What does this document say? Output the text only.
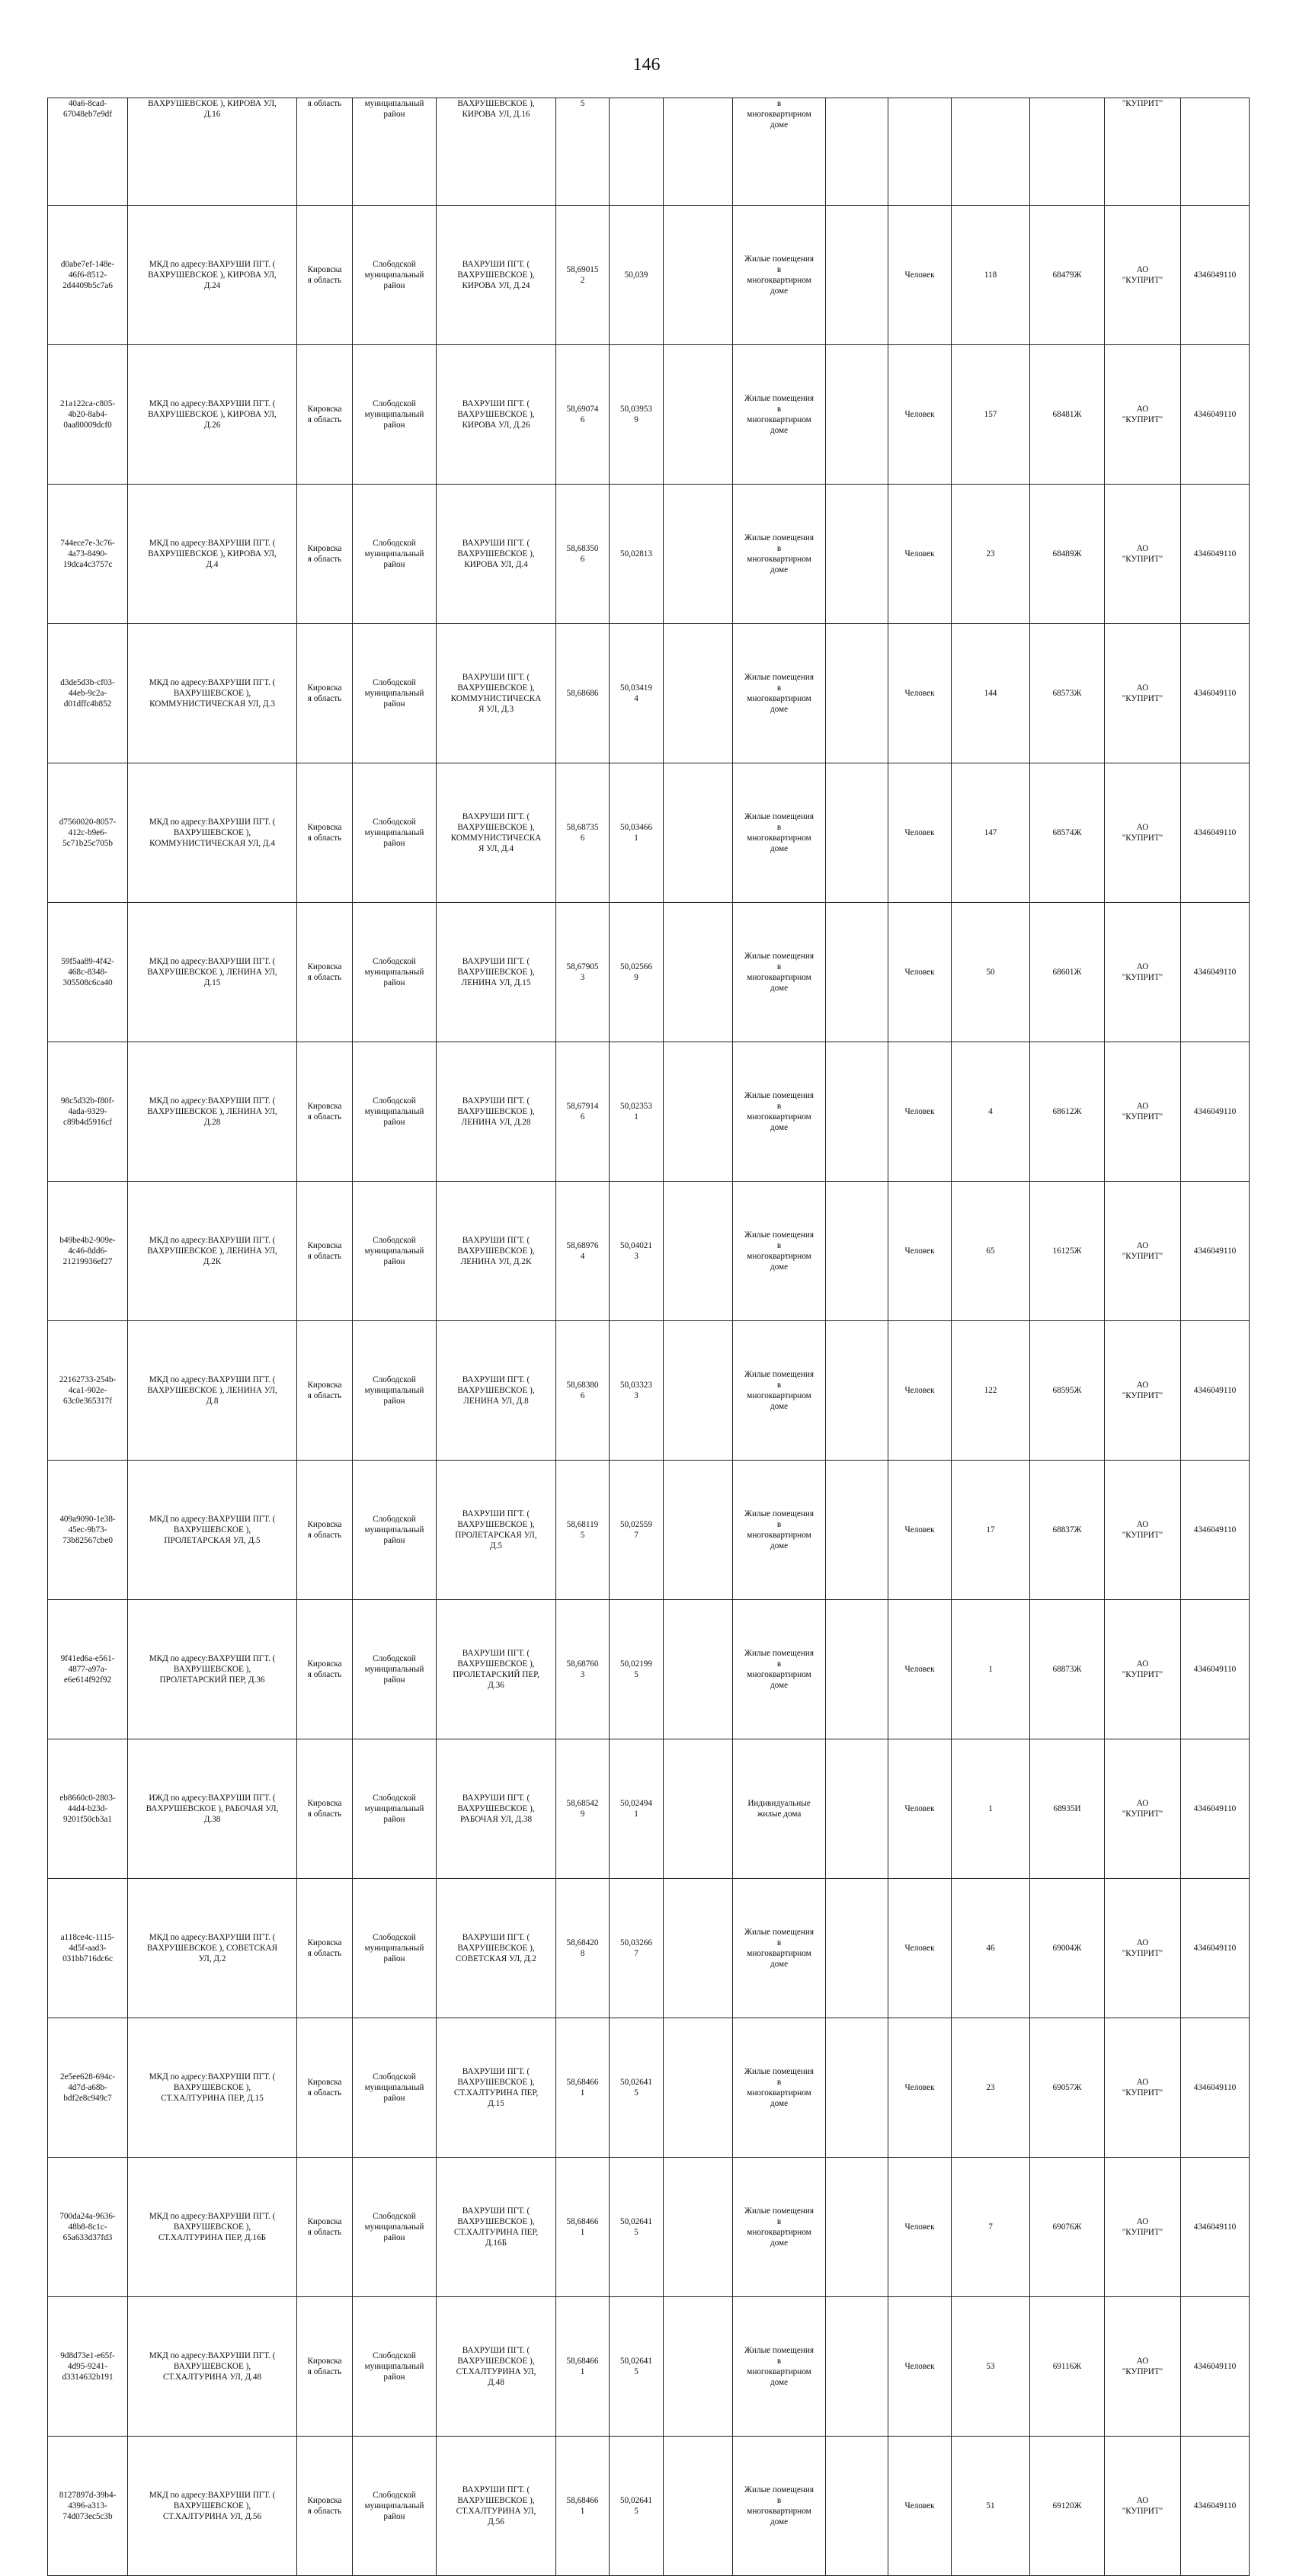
146
40a6-8cad-
67048eb7e9df	ВАХРУШЕВСКОЕ ), КИРОВА УЛ,
Д.16	я область	муниципальный
район	ВАХРУШЕВСКОЕ ),
КИРОВА УЛ, Д.16	5			в
многоквартирном
доме					"КУПРИТ"		
d0abe7ef-148e-
46f6-8512-
2d4409b5c7a6	МКД по адресу:ВАХРУШИ ПГТ. (
ВАХРУШЕВСКОЕ ), КИРОВА УЛ,
Д.24	Кировска
я область	Слободской
муниципальный
район	ВАХРУШИ ПГТ. (
ВАХРУШЕВСКОЕ ),
КИРОВА УЛ, Д.24	58,69015
2	50,039		Жилые помещения
в
многоквартирном
доме		Человек	118	68479Ж	АО
"КУПРИТ"	4346049110	
21a122ca-c805-
4b20-8ab4-
0aa80009dcf0	МКД по адресу:ВАХРУШИ ПГТ. (
ВАХРУШЕВСКОЕ ), КИРОВА УЛ,
Д.26	Кировска
я область	Слободской
муниципальный
район	ВАХРУШИ ПГТ. (
ВАХРУШЕВСКОЕ ),
КИРОВА УЛ, Д.26	58,69074
6	50,03953
9		Жилые помещения
в
многоквартирном
доме		Человек	157	68481Ж	АО
"КУПРИТ"	4346049110	
744ece7e-3c76-
4a73-8490-
19dca4c3757c	МКД по адресу:ВАХРУШИ ПГТ. (
ВАХРУШЕВСКОЕ ), КИРОВА УЛ,
Д.4	Кировска
я область	Слободской
муниципальный
район	ВАХРУШИ ПГТ. (
ВАХРУШЕВСКОЕ ),
КИРОВА УЛ, Д.4	58,68350
6	50,02813		Жилые помещения
в
многоквартирном
доме		Человек	23	68489Ж	АО
"КУПРИТ"	4346049110	
d3de5d3b-cf03-
44eb-9c2a-
d01dffc4b852	МКД по адресу:ВАХРУШИ ПГТ. (
ВАХРУШЕВСКОЕ ),
КОММУНИСТИЧЕСКАЯ УЛ, Д.3	Кировска
я область	Слободской
муниципальный
район	ВАХРУШИ ПГТ. (
ВАХРУШЕВСКОЕ ),
КОММУНИСТИЧЕСКА
Я УЛ, Д.3	58,68686	50,03419
4		Жилые помещения
в
многоквартирном
доме		Человек	144	68573Ж	АО
"КУПРИТ"	4346049110	
d7560020-8057-
412c-b9e6-
5c71b25c705b	МКД по адресу:ВАХРУШИ ПГТ. (
ВАХРУШЕВСКОЕ ),
КОММУНИСТИЧЕСКАЯ УЛ, Д.4	Кировска
я область	Слободской
муниципальный
район	ВАХРУШИ ПГТ. (
ВАХРУШЕВСКОЕ ),
КОММУНИСТИЧЕСКА
Я УЛ, Д.4	58,68735
6	50,03466
1		Жилые помещения
в
многоквартирном
доме		Человек	147	68574Ж	АО
"КУПРИТ"	4346049110	
59f5aa89-4f42-
468c-8348-
305508c6ca40	МКД по адресу:ВАХРУШИ ПГТ. (
ВАХРУШЕВСКОЕ ), ЛЕНИНА УЛ,
Д.15	Кировска
я область	Слободской
муниципальный
район	ВАХРУШИ ПГТ. (
ВАХРУШЕВСКОЕ ),
ЛЕНИНА УЛ, Д.15	58,67905
3	50,02566
9		Жилые помещения
в
многоквартирном
доме		Человек	50	68601Ж	АО
"КУПРИТ"	4346049110	
98c5d32b-f80f-
4ada-9329-
c89b4d5916cf	МКД по адресу:ВАХРУШИ ПГТ. (
ВАХРУШЕВСКОЕ ), ЛЕНИНА УЛ,
Д.28	Кировска
я область	Слободской
муниципальный
район	ВАХРУШИ ПГТ. (
ВАХРУШЕВСКОЕ ),
ЛЕНИНА УЛ, Д.28	58,67914
6	50,02353
1		Жилые помещения
в
многоквартирном
доме		Человек	4	68612Ж	АО
"КУПРИТ"	4346049110	
b49be4b2-909e-
4c46-8dd6-
21219936ef27	МКД по адресу:ВАХРУШИ ПГТ. (
ВАХРУШЕВСКОЕ ), ЛЕНИНА УЛ,
Д.2К	Кировска
я область	Слободской
муниципальный
район	ВАХРУШИ ПГТ. (
ВАХРУШЕВСКОЕ ),
ЛЕНИНА УЛ, Д.2К	58,68976
4	50,04021
3		Жилые помещения
в
многоквартирном
доме		Человек	65	16125Ж	АО
"КУПРИТ"	4346049110	
22162733-254b-
4ca1-902e-
63c0e365317f	МКД по адресу:ВАХРУШИ ПГТ. (
ВАХРУШЕВСКОЕ ), ЛЕНИНА УЛ,
Д.8	Кировска
я область	Слободской
муниципальный
район	ВАХРУШИ ПГТ. (
ВАХРУШЕВСКОЕ ),
ЛЕНИНА УЛ, Д.8	58,68380
6	50,03323
3		Жилые помещения
в
многоквартирном
доме		Человек	122	68595Ж	АО
"КУПРИТ"	4346049110	
409a9090-1e38-
45ec-9b73-
73b82567cbe0	МКД по адресу:ВАХРУШИ ПГТ. (
ВАХРУШЕВСКОЕ ),
ПРОЛЕТАРСКАЯ УЛ, Д.5	Кировска
я область	Слободской
муниципальный
район	ВАХРУШИ ПГТ. (
ВАХРУШЕВСКОЕ ),
ПРОЛЕТАРСКАЯ УЛ,
Д.5	58,68119
5	50,02559
7		Жилые помещения
в
многоквартирном
доме		Человек	17	68837Ж	АО
"КУПРИТ"	4346049110	
9f41ed6a-e561-
4877-a97a-
e6e614f92f92	МКД по адресу:ВАХРУШИ ПГТ. (
ВАХРУШЕВСКОЕ ),
ПРОЛЕТАРСКИЙ ПЕР, Д.36	Кировска
я область	Слободской
муниципальный
район	ВАХРУШИ ПГТ. (
ВАХРУШЕВСКОЕ ),
ПРОЛЕТАРСКИЙ ПЕР,
Д.36	58,68760
3	50,02199
5		Жилые помещения
в
многоквартирном
доме		Человек	1	68873Ж	АО
"КУПРИТ"	4346049110	
eb8660c0-2803-
44d4-b23d-
9201f50cb3a1	ИЖД по адресу:ВАХРУШИ ПГТ. (
ВАХРУШЕВСКОЕ ), РАБОЧАЯ УЛ,
Д.38	Кировска
я область	Слободской
муниципальный
район	ВАХРУШИ ПГТ. (
ВАХРУШЕВСКОЕ ),
РАБОЧАЯ УЛ, Д.38	58,68542
9	50,02494
1		Индивидуальные
жилые дома		Человек	1	68935И	АО
"КУПРИТ"	4346049110	
a118ce4c-1115-
4d5f-aad3-
031bb716dc6c	МКД по адресу:ВАХРУШИ ПГТ. (
ВАХРУШЕВСКОЕ ), СОВЕТСКАЯ
УЛ, Д.2	Кировска
я область	Слободской
муниципальный
район	ВАХРУШИ ПГТ. (
ВАХРУШЕВСКОЕ ),
СОВЕТСКАЯ УЛ, Д.2	58,68420
8	50,03266
7		Жилые помещения
в
многоквартирном
доме		Человек	46	69004Ж	АО
"КУПРИТ"	4346049110	
2e5ee628-694c-
4d7d-a68b-
bdf2e8c949c7	МКД по адресу:ВАХРУШИ ПГТ. (
ВАХРУШЕВСКОЕ ),
СТ.ХАЛТУРИНА ПЕР, Д.15	Кировска
я область	Слободской
муниципальный
район	ВАХРУШИ ПГТ. (
ВАХРУШЕВСКОЕ ),
СТ.ХАЛТУРИНА ПЕР,
Д.15	58,68466
1	50,02641
5		Жилые помещения
в
многоквартирном
доме		Человек	23	69057Ж	АО
"КУПРИТ"	4346049110	
700da24a-9636-
48b8-8c1c-
65a633d37fd3	МКД по адресу:ВАХРУШИ ПГТ. (
ВАХРУШЕВСКОЕ ),
СТ.ХАЛТУРИНА ПЕР, Д.16Б	Кировска
я область	Слободской
муниципальный
район	ВАХРУШИ ПГТ. (
ВАХРУШЕВСКОЕ ),
СТ.ХАЛТУРИНА ПЕР,
Д.16Б	58,68466
1	50,02641
5		Жилые помещения
в
многоквартирном
доме		Человек	7	69076Ж	АО
"КУПРИТ"	4346049110	
9d8d73e1-e65f-
4d95-9241-
d3314632b191	МКД по адресу:ВАХРУШИ ПГТ. (
ВАХРУШЕВСКОЕ ),
СТ.ХАЛТУРИНА УЛ, Д.48	Кировска
я область	Слободской
муниципальный
район	ВАХРУШИ ПГТ. (
ВАХРУШЕВСКОЕ ),
СТ.ХАЛТУРИНА УЛ,
Д.48	58,68466
1	50,02641
5		Жилые помещения
в
многоквартирном
доме		Человек	53	69116Ж	АО
"КУПРИТ"	4346049110	
8127897d-39b4-
4396-a313-
74d073ec5c3b	МКД по адресу:ВАХРУШИ ПГТ. (
ВАХРУШЕВСКОЕ ),
СТ.ХАЛТУРИНА УЛ, Д.56	Кировска
я область	Слободской
муниципальный
район	ВАХРУШИ ПГТ. (
ВАХРУШЕВСКОЕ ),
СТ.ХАЛТУРИНА УЛ,
Д.56	58,68466
1	50,02641
5		Жилые помещения
в
многоквартирном
доме		Человек	51	69120Ж	АО
"КУПРИТ"	4346049110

========================================

Search the entries for "КОММУНИСТИЧЕСКАЯ" and copy out each line that has it.

КОММУНИСТИЧЕСКАЯ УЛ, Д.3	Кировска
КОММУНИСТИЧЕСКАЯ УЛ, Д.4	Кировска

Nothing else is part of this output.